Task description ▸ Check each line of the listing for the string "cgws", count the lines that have it, and answer with that number only.

━━━━━━━━━━

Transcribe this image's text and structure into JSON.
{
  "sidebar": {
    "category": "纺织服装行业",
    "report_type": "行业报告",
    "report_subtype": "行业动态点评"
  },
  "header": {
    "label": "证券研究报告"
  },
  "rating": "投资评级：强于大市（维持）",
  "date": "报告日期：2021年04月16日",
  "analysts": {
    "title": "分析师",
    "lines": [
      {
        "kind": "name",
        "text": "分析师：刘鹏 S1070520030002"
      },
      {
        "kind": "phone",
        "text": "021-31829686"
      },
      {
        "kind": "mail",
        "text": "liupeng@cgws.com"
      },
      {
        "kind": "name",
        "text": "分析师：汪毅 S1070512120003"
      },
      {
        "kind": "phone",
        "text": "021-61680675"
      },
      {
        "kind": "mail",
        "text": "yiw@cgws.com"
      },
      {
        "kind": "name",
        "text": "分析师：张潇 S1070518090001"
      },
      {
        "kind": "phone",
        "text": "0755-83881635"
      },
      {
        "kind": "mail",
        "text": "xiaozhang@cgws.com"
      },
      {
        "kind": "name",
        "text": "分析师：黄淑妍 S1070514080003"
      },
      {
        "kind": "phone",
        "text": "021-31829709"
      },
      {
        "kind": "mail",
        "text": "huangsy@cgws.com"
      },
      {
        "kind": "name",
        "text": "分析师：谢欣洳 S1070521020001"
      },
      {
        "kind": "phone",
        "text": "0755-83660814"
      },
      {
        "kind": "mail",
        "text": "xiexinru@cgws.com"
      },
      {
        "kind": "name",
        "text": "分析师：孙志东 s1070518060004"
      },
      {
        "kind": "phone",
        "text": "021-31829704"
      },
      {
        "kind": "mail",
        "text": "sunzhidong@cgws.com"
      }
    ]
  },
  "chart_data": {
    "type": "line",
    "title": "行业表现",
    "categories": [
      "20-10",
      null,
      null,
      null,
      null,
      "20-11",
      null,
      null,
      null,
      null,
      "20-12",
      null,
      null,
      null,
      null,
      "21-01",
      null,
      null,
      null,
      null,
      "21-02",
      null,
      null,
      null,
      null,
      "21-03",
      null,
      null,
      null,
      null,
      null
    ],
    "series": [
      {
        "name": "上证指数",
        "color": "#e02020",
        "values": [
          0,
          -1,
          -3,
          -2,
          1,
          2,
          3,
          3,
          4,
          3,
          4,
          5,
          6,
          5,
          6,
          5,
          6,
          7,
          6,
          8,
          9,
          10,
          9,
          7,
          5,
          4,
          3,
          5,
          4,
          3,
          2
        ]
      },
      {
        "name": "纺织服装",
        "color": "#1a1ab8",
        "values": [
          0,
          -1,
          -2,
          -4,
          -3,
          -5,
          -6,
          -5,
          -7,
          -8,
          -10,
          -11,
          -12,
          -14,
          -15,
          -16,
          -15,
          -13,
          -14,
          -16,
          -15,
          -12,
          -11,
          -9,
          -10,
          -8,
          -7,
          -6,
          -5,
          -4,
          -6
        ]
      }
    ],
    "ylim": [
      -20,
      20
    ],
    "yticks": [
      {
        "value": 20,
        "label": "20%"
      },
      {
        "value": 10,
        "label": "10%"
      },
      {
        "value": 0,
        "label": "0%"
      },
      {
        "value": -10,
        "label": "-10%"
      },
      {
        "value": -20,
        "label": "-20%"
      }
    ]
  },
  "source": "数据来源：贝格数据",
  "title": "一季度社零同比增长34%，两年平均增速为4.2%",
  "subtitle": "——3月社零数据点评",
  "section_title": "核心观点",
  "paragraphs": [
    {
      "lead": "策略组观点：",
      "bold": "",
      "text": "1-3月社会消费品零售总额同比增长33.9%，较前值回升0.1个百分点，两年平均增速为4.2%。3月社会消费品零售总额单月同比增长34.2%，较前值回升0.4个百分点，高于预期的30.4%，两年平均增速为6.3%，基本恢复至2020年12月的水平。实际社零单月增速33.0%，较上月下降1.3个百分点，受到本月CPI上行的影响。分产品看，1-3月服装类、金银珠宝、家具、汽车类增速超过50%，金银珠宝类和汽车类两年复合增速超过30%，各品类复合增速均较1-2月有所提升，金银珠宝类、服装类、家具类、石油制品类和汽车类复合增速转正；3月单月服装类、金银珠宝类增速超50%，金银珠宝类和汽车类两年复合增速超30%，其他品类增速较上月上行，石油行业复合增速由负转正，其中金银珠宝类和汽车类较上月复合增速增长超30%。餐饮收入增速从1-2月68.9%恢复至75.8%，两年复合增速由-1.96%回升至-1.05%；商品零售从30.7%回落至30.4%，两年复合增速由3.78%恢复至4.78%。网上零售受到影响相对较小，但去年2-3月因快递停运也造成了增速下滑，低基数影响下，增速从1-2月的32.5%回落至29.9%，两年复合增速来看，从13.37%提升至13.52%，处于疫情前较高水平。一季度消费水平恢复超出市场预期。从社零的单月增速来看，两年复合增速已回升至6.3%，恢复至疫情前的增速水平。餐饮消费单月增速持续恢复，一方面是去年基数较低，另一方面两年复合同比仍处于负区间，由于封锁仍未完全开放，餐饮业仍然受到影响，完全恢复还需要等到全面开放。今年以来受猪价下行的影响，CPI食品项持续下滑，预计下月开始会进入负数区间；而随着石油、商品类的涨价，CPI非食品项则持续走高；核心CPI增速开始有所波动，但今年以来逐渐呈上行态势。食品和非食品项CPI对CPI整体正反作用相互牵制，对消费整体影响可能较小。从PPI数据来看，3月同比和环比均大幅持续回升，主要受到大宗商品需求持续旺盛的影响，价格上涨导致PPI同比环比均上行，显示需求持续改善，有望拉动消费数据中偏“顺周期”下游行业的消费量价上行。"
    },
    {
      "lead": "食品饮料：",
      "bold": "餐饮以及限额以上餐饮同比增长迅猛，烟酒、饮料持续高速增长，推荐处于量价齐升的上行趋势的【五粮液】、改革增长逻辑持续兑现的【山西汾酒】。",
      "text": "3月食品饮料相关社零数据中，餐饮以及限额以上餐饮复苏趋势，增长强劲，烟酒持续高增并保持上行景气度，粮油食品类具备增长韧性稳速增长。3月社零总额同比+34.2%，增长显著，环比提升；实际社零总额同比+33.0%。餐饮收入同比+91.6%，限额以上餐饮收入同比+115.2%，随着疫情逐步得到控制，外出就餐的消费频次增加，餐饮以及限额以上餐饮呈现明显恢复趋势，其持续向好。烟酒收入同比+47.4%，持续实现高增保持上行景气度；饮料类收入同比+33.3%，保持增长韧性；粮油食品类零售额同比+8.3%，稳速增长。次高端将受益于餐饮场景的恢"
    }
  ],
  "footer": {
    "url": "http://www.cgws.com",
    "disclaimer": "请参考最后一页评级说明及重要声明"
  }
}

━━━━━━━━━━

Solution for this task ▸ 7